WHAT THE TASK ASKS = Write out the whole listing word for word.

Begin TASK MATERIAL

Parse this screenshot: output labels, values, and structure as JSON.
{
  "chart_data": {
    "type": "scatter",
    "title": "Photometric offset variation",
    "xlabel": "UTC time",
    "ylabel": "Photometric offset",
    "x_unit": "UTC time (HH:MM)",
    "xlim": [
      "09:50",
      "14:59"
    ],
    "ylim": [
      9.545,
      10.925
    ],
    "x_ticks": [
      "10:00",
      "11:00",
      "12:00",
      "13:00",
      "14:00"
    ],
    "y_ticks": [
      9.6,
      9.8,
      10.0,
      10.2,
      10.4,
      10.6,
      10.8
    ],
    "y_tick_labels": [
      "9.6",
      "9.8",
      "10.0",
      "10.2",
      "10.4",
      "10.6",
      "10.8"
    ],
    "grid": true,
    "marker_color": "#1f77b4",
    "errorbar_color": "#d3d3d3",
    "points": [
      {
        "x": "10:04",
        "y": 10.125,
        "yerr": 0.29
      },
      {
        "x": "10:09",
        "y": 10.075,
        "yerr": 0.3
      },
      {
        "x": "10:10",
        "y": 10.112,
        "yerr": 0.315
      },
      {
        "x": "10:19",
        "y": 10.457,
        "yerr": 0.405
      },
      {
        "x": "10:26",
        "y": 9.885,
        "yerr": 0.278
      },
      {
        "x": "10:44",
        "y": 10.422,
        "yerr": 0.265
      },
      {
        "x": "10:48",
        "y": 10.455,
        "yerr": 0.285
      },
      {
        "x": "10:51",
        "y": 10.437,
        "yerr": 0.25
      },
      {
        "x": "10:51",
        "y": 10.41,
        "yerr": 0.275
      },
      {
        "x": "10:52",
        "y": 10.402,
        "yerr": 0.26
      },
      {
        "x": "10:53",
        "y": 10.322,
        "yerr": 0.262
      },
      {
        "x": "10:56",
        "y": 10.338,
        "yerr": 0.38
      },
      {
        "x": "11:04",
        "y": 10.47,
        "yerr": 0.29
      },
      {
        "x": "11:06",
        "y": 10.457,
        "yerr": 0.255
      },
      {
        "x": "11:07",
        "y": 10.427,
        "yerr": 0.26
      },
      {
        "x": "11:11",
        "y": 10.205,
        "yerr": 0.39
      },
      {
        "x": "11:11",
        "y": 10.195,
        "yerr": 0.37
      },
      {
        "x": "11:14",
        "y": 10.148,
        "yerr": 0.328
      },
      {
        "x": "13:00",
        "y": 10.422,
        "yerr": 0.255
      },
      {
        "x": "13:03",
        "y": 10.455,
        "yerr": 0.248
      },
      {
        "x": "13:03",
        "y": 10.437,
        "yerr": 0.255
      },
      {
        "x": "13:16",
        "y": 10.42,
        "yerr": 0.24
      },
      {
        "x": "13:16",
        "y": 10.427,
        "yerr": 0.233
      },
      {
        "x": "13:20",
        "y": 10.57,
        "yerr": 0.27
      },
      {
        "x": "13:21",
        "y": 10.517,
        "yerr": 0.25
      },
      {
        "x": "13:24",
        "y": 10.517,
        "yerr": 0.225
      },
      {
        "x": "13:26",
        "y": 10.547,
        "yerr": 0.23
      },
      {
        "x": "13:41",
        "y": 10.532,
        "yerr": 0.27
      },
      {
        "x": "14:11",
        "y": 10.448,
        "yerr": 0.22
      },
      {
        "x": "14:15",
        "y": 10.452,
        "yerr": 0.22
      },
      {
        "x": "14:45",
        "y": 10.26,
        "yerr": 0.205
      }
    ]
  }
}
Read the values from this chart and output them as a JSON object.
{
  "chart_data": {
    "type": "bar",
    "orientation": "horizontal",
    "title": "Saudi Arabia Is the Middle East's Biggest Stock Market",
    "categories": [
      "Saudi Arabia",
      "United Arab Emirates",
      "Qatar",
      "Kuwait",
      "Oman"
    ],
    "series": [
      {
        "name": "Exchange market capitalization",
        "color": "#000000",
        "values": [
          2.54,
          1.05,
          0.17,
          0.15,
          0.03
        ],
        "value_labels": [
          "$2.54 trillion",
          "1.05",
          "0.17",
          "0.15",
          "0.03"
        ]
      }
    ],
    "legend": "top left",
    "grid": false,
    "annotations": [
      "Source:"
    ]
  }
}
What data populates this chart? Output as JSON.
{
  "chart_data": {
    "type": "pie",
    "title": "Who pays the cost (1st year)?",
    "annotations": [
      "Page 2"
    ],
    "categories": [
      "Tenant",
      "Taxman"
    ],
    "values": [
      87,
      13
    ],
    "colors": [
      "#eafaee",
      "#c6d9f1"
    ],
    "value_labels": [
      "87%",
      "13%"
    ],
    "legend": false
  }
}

End TASK MATERIAL

RESULT FOR THIS EXERCISE =
Parse this screenshot: output labels, values, and structure as JSON.
{
  "chart_data": {
    "type": "scatter",
    "title": "Photometric offset variation",
    "xlabel": "UTC time",
    "ylabel": "Photometric offset",
    "x_unit": "UTC time (HH:MM)",
    "xlim": [
      "09:50",
      "14:59"
    ],
    "ylim": [
      9.545,
      10.925
    ],
    "x_ticks": [
      "10:00",
      "11:00",
      "12:00",
      "13:00",
      "14:00"
    ],
    "y_ticks": [
      9.6,
      9.8,
      10.0,
      10.2,
      10.4,
      10.6,
      10.8
    ],
    "y_tick_labels": [
      "9.6",
      "9.8",
      "10.0",
      "10.2",
      "10.4",
      "10.6",
      "10.8"
    ],
    "grid": true,
    "marker_color": "#1f77b4",
    "errorbar_color": "#d3d3d3",
    "points": [
      {
        "x": "10:04",
        "y": 10.125,
        "yerr": 0.29
      },
      {
        "x": "10:09",
        "y": 10.075,
        "yerr": 0.3
      },
      {
        "x": "10:10",
        "y": 10.112,
        "yerr": 0.315
      },
      {
        "x": "10:19",
        "y": 10.457,
        "yerr": 0.405
      },
      {
        "x": "10:26",
        "y": 9.885,
        "yerr": 0.278
      },
      {
        "x": "10:44",
        "y": 10.422,
        "yerr": 0.265
      },
      {
        "x": "10:48",
        "y": 10.455,
        "yerr": 0.285
      },
      {
        "x": "10:51",
        "y": 10.437,
        "yerr": 0.25
      },
      {
        "x": "10:51",
        "y": 10.41,
        "yerr": 0.275
      },
      {
        "x": "10:52",
        "y": 10.402,
        "yerr": 0.26
      },
      {
        "x": "10:53",
        "y": 10.322,
        "yerr": 0.262
      },
      {
        "x": "10:56",
        "y": 10.338,
        "yerr": 0.38
      },
      {
        "x": "11:04",
        "y": 10.47,
        "yerr": 0.29
      },
      {
        "x": "11:06",
        "y": 10.457,
        "yerr": 0.255
      },
      {
        "x": "11:07",
        "y": 10.427,
        "yerr": 0.26
      },
      {
        "x": "11:11",
        "y": 10.205,
        "yerr": 0.39
      },
      {
        "x": "11:11",
        "y": 10.195,
        "yerr": 0.37
      },
      {
        "x": "11:14",
        "y": 10.148,
        "yerr": 0.328
      },
      {
        "x": "13:00",
        "y": 10.422,
        "yerr": 0.255
      },
      {
        "x": "13:03",
        "y": 10.455,
        "yerr": 0.248
      },
      {
        "x": "13:03",
        "y": 10.437,
        "yerr": 0.255
      },
      {
        "x": "13:16",
        "y": 10.42,
        "yerr": 0.24
      },
      {
        "x": "13:16",
        "y": 10.427,
        "yerr": 0.233
      },
      {
        "x": "13:20",
        "y": 10.57,
        "yerr": 0.27
      },
      {
        "x": "13:21",
        "y": 10.517,
        "yerr": 0.25
      },
      {
        "x": "13:24",
        "y": 10.517,
        "yerr": 0.225
      },
      {
        "x": "13:26",
        "y": 10.547,
        "yerr": 0.23
      },
      {
        "x": "13:41",
        "y": 10.532,
        "yerr": 0.27
      },
      {
        "x": "14:11",
        "y": 10.448,
        "yerr": 0.22
      },
      {
        "x": "14:15",
        "y": 10.452,
        "yerr": 0.22
      },
      {
        "x": "14:45",
        "y": 10.26,
        "yerr": 0.205
      }
    ]
  }
}
Read the values from this chart and output them as a JSON object.
{
  "chart_data": {
    "type": "bar",
    "orientation": "horizontal",
    "title": "Saudi Arabia Is the Middle East's Biggest Stock Market",
    "categories": [
      "Saudi Arabia",
      "United Arab Emirates",
      "Qatar",
      "Kuwait",
      "Oman"
    ],
    "series": [
      {
        "name": "Exchange market capitalization",
        "color": "#000000",
        "values": [
          2.54,
          1.05,
          0.17,
          0.15,
          0.03
        ],
        "value_labels": [
          "$2.54 trillion",
          "1.05",
          "0.17",
          "0.15",
          "0.03"
        ]
      }
    ],
    "legend": "top left",
    "grid": false,
    "annotations": [
      "Source:"
    ]
  }
}
What data populates this chart? Output as JSON.
{
  "chart_data": {
    "type": "pie",
    "title": "Who pays the cost (1st year)?",
    "annotations": [
      "Page 2"
    ],
    "categories": [
      "Tenant",
      "Taxman"
    ],
    "values": [
      87,
      13
    ],
    "colors": [
      "#eafaee",
      "#c6d9f1"
    ],
    "value_labels": [
      "87%",
      "13%"
    ],
    "legend": false
  }
}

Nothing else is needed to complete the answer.